Rows from a figure dataset

**********

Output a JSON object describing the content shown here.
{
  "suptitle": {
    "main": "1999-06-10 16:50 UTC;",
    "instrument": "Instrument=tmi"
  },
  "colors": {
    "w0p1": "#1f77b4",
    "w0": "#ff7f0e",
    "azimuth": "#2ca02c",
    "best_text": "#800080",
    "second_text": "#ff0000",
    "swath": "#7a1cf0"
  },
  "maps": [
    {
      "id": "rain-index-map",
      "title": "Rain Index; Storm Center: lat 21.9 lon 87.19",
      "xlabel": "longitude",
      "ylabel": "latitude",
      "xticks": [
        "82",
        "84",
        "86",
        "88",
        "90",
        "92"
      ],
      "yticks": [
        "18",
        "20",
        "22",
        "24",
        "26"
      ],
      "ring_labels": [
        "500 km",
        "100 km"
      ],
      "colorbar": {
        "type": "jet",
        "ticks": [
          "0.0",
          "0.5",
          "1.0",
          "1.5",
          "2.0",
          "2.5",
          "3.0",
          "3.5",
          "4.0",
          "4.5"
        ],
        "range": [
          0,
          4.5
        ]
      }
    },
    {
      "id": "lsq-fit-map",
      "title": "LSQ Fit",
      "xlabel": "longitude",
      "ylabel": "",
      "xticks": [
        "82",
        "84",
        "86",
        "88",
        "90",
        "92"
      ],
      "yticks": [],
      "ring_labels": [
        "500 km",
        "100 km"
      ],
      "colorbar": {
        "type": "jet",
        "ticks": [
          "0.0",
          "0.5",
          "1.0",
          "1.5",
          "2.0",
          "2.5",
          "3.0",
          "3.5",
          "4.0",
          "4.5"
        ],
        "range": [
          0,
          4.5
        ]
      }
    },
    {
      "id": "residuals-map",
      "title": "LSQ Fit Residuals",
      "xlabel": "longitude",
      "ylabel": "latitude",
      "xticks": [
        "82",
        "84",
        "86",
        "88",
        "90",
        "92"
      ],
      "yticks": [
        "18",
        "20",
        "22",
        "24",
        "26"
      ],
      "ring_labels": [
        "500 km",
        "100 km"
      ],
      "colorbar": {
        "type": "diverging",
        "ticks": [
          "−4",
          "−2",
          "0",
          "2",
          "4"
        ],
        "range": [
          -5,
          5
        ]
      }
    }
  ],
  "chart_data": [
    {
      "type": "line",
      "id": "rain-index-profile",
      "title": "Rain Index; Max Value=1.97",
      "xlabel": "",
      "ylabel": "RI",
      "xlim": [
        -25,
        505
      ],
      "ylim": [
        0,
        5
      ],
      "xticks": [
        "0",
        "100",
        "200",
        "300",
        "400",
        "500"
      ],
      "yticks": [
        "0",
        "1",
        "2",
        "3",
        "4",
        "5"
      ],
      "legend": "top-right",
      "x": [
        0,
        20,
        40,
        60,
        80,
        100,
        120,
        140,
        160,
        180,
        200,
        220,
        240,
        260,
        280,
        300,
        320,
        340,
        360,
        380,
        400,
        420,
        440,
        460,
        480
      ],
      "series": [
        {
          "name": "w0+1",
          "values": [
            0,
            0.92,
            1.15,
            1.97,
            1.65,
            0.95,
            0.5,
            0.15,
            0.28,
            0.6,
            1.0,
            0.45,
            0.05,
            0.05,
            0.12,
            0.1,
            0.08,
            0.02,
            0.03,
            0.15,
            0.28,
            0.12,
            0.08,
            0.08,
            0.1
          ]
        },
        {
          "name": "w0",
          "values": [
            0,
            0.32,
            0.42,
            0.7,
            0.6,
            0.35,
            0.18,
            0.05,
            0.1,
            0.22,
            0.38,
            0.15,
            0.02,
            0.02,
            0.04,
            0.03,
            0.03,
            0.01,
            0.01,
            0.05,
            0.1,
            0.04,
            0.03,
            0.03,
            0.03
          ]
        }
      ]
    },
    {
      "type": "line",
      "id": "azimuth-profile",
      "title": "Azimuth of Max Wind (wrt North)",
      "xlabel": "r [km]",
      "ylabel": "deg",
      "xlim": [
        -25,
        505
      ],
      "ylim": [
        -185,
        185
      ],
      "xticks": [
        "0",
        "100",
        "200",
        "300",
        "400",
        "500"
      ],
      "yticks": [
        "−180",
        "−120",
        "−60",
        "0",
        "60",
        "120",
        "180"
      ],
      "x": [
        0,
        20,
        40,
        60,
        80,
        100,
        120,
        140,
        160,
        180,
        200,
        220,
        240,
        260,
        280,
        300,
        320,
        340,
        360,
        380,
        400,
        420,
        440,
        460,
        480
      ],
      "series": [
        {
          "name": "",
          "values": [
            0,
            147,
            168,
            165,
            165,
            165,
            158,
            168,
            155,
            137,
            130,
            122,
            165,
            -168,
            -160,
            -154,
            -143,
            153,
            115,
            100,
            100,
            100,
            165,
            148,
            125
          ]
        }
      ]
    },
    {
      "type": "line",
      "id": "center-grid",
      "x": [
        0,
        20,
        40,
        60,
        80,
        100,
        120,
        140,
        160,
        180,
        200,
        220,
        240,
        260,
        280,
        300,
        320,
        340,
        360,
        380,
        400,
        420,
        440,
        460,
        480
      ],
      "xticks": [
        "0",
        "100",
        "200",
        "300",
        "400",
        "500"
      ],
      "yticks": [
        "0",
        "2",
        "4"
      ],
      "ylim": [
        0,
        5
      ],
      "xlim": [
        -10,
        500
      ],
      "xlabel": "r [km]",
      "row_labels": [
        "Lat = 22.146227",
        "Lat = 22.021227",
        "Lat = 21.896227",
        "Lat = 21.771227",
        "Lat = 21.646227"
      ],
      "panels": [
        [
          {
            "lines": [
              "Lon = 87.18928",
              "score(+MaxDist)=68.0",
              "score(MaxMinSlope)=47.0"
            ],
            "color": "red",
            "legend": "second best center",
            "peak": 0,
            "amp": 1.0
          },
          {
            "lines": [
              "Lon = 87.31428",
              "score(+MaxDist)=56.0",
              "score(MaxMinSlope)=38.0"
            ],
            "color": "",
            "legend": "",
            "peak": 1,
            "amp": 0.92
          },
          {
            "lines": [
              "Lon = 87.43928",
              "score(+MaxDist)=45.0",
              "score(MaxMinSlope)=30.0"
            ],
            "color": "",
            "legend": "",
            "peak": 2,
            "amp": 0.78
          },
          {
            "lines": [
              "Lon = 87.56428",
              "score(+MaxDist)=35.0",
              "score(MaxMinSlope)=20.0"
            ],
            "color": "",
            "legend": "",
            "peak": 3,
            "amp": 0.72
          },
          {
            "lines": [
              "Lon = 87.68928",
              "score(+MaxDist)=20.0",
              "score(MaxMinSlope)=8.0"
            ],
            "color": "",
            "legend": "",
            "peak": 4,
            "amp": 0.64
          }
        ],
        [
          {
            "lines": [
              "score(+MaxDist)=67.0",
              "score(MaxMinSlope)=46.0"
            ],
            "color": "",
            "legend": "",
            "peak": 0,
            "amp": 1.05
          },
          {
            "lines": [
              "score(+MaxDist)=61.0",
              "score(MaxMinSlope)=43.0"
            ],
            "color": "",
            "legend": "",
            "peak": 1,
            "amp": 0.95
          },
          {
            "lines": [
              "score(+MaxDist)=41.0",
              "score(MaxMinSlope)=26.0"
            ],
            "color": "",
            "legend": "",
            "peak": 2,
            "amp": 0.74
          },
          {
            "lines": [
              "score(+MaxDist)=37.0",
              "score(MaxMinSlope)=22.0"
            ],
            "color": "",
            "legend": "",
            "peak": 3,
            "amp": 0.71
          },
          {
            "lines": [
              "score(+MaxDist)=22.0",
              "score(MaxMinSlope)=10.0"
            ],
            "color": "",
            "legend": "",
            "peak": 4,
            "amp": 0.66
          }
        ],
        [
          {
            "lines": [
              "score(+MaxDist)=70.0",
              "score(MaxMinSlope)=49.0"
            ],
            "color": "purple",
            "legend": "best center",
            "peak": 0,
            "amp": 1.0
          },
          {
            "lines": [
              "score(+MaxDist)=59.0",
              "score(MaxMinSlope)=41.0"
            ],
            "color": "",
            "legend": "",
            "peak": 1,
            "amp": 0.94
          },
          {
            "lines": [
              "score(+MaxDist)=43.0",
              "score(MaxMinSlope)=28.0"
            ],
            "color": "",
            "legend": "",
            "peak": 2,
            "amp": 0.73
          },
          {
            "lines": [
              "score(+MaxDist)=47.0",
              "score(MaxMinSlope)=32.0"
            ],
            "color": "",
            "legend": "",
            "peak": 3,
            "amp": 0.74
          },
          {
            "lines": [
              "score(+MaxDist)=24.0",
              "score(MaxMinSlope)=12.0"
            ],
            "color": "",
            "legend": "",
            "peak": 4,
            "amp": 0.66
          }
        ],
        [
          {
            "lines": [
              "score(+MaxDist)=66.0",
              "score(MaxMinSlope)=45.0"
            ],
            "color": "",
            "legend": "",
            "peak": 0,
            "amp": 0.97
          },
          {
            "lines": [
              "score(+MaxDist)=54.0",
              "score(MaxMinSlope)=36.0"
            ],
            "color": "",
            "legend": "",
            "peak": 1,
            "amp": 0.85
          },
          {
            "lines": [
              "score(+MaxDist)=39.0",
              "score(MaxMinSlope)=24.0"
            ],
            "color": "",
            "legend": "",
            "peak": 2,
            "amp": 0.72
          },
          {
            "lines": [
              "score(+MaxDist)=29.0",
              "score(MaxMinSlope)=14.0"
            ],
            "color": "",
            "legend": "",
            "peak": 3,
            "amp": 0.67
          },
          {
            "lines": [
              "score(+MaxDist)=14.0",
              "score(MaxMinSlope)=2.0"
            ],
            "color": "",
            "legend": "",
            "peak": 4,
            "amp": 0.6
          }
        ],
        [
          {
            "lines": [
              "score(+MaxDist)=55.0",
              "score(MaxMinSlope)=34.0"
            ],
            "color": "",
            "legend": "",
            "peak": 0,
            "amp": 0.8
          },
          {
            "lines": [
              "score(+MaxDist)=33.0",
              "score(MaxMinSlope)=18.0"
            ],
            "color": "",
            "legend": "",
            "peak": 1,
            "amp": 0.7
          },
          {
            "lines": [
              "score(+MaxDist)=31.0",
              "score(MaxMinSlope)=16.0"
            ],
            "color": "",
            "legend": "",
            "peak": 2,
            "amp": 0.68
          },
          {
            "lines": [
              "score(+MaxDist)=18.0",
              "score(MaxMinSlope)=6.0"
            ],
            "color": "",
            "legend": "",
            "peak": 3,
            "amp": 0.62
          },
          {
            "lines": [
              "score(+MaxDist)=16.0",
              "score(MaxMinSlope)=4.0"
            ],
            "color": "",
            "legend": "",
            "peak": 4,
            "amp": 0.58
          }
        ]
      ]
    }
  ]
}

**********

Search the lines for the string "profile" and copy every line that has it.

**The output**
      "id": "rain-index-profile",
      "id": "azimuth-profile",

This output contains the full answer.